* EXTRACTED DATA:

++++++++++++++++++++

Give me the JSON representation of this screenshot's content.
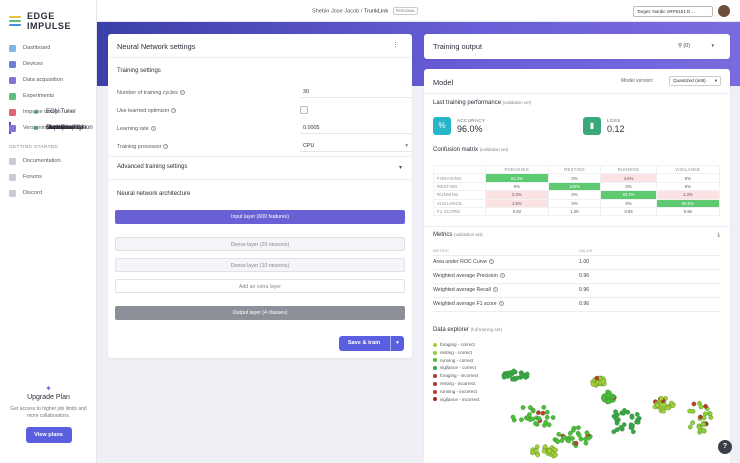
{
  "app": {
    "brand": "EDGE IMPULSE",
    "logo_colors": [
      "#e9c23c",
      "#5fbf7a",
      "#4a8fe2"
    ]
  },
  "header": {
    "user": "Shebin Jose Jacob",
    "separator": "/",
    "project": "TrunkLink",
    "badge": "PERSONAL",
    "target": "Target: Nordic nRF9151 D…"
  },
  "sidebar": {
    "items": [
      {
        "label": "Dashboard",
        "icon": "dashboard-icon",
        "color": "#7fb6e8"
      },
      {
        "label": "Devices",
        "icon": "devices-icon",
        "color": "#6b7fd6"
      },
      {
        "label": "Data acquisition",
        "icon": "database-icon",
        "color": "#8a6fd6"
      },
      {
        "label": "Experiments",
        "icon": "flask-icon",
        "color": "#5fbf7a"
      },
      {
        "label": "EON Tuner",
        "icon": "tuner-icon",
        "color": "#5fbf7a",
        "sub": true
      },
      {
        "label": "Impulse design",
        "icon": "impulse-icon",
        "color": "#e0637a",
        "chevron": "▾"
      },
      {
        "label": "Create impulse",
        "sub": true
      },
      {
        "label": "Raw data",
        "sub": true
      },
      {
        "label": "Classifier",
        "sub": true,
        "active": true
      },
      {
        "label": "Retrain model",
        "sub": true
      },
      {
        "label": "Live classification",
        "sub": true
      },
      {
        "label": "Model testing",
        "sub": true
      },
      {
        "label": "Deployment",
        "sub": true
      },
      {
        "label": "Versioning",
        "icon": "versioning-icon",
        "color": "#8a6fd6"
      }
    ],
    "section": "GETTING STARTED",
    "getting_started": [
      {
        "label": "Documentation",
        "icon": "book-icon"
      },
      {
        "label": "Forums",
        "icon": "forum-icon"
      },
      {
        "label": "Discord",
        "icon": "discord-icon"
      }
    ],
    "upgrade": {
      "title": "Upgrade Plan",
      "text": "Get access to higher job limits and more collaborators.",
      "button": "View plans"
    }
  },
  "nn": {
    "title": "Neural Network settings",
    "menu": "⋮",
    "training_settings": "Training settings",
    "fields": [
      {
        "label": "Number of training cycles",
        "value": "30",
        "type": "text"
      },
      {
        "label": "Use learned optimizer",
        "value": "",
        "type": "checkbox"
      },
      {
        "label": "Learning rate",
        "value": "0.0005",
        "type": "text"
      },
      {
        "label": "Training processor",
        "value": "CPU",
        "type": "select"
      }
    ],
    "advanced": "Advanced training settings",
    "advanced_chevron": "▾",
    "architecture": "Neural network architecture",
    "layers": {
      "input": "Input layer (600 features)",
      "dense1": "Dense layer (20 neurons)",
      "dense2": "Dense layer (10 neurons)",
      "add": "Add an extra layer",
      "output": "Output layer (4 classes)"
    },
    "train_button": "Save & train",
    "train_dropdown": "▾"
  },
  "training_output": {
    "title": "Training output",
    "jobs": "(0)",
    "dropdown": "▾"
  },
  "model": {
    "title": "Model",
    "version_label": "Model version:",
    "version_value": "Quantized (int8)",
    "last_perf": "Last training performance",
    "last_perf_note": "(validation set)",
    "accuracy": {
      "label": "ACCURACY",
      "value": "96.0%",
      "color": "#28b5c8"
    },
    "loss": {
      "label": "LOSS",
      "value": "0.12",
      "color": "#3aa97a"
    },
    "confusion": {
      "title": "Confusion matrix",
      "note": "(validation set)",
      "columns": [
        "FORAGING",
        "RESTING",
        "RUNNING",
        "VIGILANCE"
      ],
      "rows": [
        {
          "label": "FORAGING",
          "cells": [
            "92.3%",
            "0%",
            "4.6%",
            "0%"
          ]
        },
        {
          "label": "RESTING",
          "cells": [
            "0%",
            "100%",
            "0%",
            "0%"
          ]
        },
        {
          "label": "RUNNING",
          "cells": [
            "3.3%",
            "0%",
            "93.4%",
            "1.3%"
          ]
        },
        {
          "label": "VIGILANCE",
          "cells": [
            "1.5%",
            "0%",
            "0%",
            "98.5%"
          ]
        },
        {
          "label": "F1 SCORE",
          "cells": [
            "0.93",
            "1.00",
            "0.93",
            "0.96"
          ]
        }
      ]
    },
    "metrics": {
      "title": "Metrics",
      "note": "(validation set)",
      "col_metric": "METRIC",
      "col_value": "VALUE",
      "rows": [
        {
          "label": "Area under ROC Curve",
          "value": "1.00"
        },
        {
          "label": "Weighted average Precision",
          "value": "0.96"
        },
        {
          "label": "Weighted average Recall",
          "value": "0.96"
        },
        {
          "label": "Weighted average F1 score",
          "value": "0.96"
        }
      ]
    },
    "explorer": {
      "title": "Data explorer",
      "note": "(full training set)",
      "legend": [
        {
          "label": "foraging - correct",
          "color": "#a6cf3a"
        },
        {
          "label": "resting - correct",
          "color": "#8fcf3a"
        },
        {
          "label": "running - correct",
          "color": "#4cbf3a"
        },
        {
          "label": "vigilance - correct",
          "color": "#36a84a"
        },
        {
          "label": "foraging - incorrect",
          "color": "#b03a2a"
        },
        {
          "label": "resting - incorrect",
          "color": "#a8342a"
        },
        {
          "label": "running - incorrect",
          "color": "#c0392b"
        },
        {
          "label": "vigilance - incorrect",
          "color": "#962d22"
        }
      ]
    }
  },
  "help": "?"
}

++++++++++++++++++++

Read the entries above, then pull out the lines that include "Dense".

* EXERCISE RESPONSE:
      "dense1": "Dense layer (20 neurons)",
      "dense2": "Dense layer (10 neurons)",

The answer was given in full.